-- Start Records provided --

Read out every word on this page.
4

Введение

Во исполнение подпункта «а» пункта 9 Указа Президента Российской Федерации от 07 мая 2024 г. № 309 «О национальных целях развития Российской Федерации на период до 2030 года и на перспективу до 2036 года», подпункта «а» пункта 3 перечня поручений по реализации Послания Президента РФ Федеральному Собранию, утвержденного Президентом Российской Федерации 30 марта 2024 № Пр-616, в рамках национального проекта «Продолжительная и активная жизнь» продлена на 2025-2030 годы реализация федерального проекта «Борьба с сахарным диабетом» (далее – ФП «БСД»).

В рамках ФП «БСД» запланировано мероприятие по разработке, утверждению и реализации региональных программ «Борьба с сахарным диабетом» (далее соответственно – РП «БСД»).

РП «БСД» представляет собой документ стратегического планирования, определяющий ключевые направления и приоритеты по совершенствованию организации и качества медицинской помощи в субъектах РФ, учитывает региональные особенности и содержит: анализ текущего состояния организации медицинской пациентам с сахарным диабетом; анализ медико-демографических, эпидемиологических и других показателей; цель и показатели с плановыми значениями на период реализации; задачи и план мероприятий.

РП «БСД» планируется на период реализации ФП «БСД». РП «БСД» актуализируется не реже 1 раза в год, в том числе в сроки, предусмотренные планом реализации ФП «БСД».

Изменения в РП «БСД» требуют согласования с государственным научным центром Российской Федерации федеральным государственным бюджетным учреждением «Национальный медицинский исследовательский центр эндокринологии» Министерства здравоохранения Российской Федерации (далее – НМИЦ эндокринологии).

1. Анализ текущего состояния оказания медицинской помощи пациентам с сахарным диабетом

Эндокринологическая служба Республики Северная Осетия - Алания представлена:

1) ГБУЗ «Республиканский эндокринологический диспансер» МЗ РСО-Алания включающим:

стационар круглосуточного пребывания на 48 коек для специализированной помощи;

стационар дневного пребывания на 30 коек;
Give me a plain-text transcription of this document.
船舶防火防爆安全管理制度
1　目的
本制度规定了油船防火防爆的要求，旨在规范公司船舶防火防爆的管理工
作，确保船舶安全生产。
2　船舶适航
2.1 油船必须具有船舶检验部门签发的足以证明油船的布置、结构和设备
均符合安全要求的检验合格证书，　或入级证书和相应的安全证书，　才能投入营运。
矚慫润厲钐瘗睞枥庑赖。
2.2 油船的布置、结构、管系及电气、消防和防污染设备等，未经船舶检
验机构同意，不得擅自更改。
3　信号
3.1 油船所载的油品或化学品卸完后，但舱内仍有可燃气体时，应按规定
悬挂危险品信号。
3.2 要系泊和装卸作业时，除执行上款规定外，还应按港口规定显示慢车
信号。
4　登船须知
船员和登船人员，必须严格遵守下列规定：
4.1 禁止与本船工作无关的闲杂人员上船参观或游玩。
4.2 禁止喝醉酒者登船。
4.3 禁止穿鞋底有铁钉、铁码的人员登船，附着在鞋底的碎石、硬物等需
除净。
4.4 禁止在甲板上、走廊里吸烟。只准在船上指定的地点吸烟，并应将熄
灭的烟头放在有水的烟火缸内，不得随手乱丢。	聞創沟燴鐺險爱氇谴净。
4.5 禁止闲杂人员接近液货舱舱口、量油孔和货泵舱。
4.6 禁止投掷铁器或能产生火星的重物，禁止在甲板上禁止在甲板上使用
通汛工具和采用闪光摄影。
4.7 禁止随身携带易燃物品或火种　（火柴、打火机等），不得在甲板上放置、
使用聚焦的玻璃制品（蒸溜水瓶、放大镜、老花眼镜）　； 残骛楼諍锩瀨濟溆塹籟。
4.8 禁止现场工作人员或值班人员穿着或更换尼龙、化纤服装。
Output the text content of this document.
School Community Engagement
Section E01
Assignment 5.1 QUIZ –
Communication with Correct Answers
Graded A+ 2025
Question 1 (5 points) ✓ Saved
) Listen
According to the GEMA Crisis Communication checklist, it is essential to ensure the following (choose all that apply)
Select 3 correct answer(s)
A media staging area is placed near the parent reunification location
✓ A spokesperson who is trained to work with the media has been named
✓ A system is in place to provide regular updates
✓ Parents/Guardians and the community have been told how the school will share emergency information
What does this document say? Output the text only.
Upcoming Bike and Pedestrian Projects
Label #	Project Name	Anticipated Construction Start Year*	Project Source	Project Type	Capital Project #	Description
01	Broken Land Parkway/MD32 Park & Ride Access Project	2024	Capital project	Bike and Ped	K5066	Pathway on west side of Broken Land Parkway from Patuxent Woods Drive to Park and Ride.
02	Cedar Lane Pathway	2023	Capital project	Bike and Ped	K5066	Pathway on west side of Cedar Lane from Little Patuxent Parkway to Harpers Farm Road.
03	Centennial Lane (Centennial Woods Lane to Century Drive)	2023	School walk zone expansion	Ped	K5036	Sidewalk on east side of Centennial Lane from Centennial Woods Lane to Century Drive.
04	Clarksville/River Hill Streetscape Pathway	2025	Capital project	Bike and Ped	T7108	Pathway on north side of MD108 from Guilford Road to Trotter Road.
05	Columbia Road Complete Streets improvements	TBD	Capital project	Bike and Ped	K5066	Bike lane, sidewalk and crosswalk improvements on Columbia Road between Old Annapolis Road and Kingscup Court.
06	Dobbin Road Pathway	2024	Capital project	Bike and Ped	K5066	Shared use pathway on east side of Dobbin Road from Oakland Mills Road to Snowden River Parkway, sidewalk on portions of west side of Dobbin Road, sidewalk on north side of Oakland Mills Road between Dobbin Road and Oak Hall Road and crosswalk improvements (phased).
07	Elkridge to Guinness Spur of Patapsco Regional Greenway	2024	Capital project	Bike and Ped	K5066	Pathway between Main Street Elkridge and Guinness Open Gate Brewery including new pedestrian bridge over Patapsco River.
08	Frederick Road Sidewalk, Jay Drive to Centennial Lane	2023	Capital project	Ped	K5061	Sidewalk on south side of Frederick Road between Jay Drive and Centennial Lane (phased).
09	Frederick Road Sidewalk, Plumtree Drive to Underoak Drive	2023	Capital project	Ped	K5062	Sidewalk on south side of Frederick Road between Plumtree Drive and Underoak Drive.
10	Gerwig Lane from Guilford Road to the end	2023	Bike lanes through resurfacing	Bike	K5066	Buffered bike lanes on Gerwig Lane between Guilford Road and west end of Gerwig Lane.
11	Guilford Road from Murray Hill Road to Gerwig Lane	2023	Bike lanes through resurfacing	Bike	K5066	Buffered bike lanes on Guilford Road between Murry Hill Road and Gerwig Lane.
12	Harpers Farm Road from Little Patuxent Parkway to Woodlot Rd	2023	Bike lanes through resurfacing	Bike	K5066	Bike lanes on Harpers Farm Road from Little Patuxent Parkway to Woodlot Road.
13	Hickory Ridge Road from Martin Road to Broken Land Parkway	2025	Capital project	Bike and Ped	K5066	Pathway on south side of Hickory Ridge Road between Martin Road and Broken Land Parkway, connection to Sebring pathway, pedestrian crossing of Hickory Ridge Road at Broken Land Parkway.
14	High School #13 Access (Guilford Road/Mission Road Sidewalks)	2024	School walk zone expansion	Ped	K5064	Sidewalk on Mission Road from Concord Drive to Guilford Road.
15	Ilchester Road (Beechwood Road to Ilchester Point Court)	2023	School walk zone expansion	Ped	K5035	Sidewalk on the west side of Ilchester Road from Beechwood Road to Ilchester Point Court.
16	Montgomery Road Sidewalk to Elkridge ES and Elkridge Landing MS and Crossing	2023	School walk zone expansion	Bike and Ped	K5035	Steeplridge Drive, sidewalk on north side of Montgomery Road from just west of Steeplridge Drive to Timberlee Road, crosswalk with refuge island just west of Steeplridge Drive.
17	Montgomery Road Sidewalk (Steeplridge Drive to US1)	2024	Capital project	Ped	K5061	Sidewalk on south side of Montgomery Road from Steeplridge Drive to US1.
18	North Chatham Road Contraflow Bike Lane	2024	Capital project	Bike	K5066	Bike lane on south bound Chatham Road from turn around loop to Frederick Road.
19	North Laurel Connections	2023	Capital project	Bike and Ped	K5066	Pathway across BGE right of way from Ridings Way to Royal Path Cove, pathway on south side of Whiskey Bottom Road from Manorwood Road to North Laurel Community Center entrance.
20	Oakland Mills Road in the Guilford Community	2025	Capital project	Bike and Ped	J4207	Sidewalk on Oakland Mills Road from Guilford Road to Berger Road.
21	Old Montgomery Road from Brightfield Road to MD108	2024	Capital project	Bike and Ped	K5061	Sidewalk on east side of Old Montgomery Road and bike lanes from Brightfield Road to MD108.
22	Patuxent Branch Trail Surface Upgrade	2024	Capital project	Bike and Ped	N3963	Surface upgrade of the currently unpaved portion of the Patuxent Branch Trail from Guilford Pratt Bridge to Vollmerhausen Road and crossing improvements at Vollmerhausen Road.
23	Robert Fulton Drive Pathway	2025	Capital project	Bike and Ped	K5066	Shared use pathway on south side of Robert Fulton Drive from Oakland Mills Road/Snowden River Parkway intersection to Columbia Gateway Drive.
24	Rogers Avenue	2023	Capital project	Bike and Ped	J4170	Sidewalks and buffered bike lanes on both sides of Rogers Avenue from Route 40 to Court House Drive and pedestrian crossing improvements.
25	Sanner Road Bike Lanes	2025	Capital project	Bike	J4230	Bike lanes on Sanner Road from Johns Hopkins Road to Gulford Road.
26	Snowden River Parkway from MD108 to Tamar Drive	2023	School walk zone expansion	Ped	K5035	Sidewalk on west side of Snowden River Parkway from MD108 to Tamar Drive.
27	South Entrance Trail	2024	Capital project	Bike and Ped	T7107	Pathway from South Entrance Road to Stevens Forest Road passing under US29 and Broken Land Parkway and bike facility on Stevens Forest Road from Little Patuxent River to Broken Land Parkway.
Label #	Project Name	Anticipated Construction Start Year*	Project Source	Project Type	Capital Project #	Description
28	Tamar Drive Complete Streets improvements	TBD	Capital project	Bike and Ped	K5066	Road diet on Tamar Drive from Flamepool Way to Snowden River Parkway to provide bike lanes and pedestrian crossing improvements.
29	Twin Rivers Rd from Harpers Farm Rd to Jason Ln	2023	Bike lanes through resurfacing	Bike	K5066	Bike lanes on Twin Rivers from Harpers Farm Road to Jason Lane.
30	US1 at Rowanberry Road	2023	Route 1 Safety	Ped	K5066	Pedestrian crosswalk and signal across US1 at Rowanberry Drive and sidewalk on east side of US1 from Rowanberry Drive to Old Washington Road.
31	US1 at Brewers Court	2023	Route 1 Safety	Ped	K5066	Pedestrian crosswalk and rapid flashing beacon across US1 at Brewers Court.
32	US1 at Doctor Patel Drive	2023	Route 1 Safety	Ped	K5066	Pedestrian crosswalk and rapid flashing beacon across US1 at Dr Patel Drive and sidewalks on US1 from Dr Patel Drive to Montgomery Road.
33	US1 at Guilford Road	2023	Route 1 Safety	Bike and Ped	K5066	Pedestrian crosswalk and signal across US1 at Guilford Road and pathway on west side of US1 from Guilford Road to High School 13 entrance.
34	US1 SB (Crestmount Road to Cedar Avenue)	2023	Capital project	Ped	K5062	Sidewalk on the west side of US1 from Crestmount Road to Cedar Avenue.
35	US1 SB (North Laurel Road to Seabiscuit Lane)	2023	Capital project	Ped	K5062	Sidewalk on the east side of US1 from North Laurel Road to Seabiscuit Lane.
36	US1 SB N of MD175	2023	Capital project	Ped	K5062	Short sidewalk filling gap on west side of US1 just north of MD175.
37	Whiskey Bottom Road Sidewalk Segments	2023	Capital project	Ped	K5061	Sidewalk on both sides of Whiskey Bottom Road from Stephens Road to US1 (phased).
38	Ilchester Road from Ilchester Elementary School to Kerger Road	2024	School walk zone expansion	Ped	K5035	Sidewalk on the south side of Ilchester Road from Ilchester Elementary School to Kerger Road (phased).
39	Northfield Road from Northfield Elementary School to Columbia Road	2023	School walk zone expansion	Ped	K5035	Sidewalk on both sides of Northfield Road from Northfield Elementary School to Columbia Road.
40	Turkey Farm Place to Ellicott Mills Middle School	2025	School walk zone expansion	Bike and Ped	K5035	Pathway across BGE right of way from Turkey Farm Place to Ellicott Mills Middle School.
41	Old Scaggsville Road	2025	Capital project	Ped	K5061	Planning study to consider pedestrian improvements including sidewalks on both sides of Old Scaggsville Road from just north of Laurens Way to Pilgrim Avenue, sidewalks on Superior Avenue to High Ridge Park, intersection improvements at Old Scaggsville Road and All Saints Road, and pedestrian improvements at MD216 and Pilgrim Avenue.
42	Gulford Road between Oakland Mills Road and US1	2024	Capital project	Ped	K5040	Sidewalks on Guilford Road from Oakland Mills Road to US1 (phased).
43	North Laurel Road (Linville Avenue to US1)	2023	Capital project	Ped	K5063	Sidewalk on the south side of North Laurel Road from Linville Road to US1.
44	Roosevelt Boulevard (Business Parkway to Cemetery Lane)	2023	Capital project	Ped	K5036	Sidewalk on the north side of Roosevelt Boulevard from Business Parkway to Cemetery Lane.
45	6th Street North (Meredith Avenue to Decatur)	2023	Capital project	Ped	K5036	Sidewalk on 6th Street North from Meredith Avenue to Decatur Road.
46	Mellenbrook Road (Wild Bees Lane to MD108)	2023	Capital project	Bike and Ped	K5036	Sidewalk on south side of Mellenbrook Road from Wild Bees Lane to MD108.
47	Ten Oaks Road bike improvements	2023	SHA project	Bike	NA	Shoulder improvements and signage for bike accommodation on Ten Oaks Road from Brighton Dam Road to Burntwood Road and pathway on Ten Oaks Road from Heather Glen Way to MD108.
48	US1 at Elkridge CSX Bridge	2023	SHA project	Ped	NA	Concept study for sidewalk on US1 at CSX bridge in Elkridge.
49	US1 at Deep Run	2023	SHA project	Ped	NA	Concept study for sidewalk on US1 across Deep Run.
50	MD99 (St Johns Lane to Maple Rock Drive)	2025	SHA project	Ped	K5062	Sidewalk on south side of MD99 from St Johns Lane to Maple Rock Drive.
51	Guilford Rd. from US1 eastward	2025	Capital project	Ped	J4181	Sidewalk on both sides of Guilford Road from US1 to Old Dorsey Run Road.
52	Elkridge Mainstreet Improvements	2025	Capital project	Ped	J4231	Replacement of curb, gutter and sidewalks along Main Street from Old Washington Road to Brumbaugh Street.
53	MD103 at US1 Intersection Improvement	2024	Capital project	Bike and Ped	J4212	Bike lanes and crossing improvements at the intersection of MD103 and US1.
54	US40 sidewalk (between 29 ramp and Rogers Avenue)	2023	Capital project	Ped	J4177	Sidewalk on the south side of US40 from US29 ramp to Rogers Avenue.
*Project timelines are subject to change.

-- End Records provided --

The task | Take every line from the data above that holds "пребывания" and copy it out.

Full response |
стационар круглосуточного пребывания на 48 коек для специализированной помощи;
стационар дневного пребывания на 30 коек;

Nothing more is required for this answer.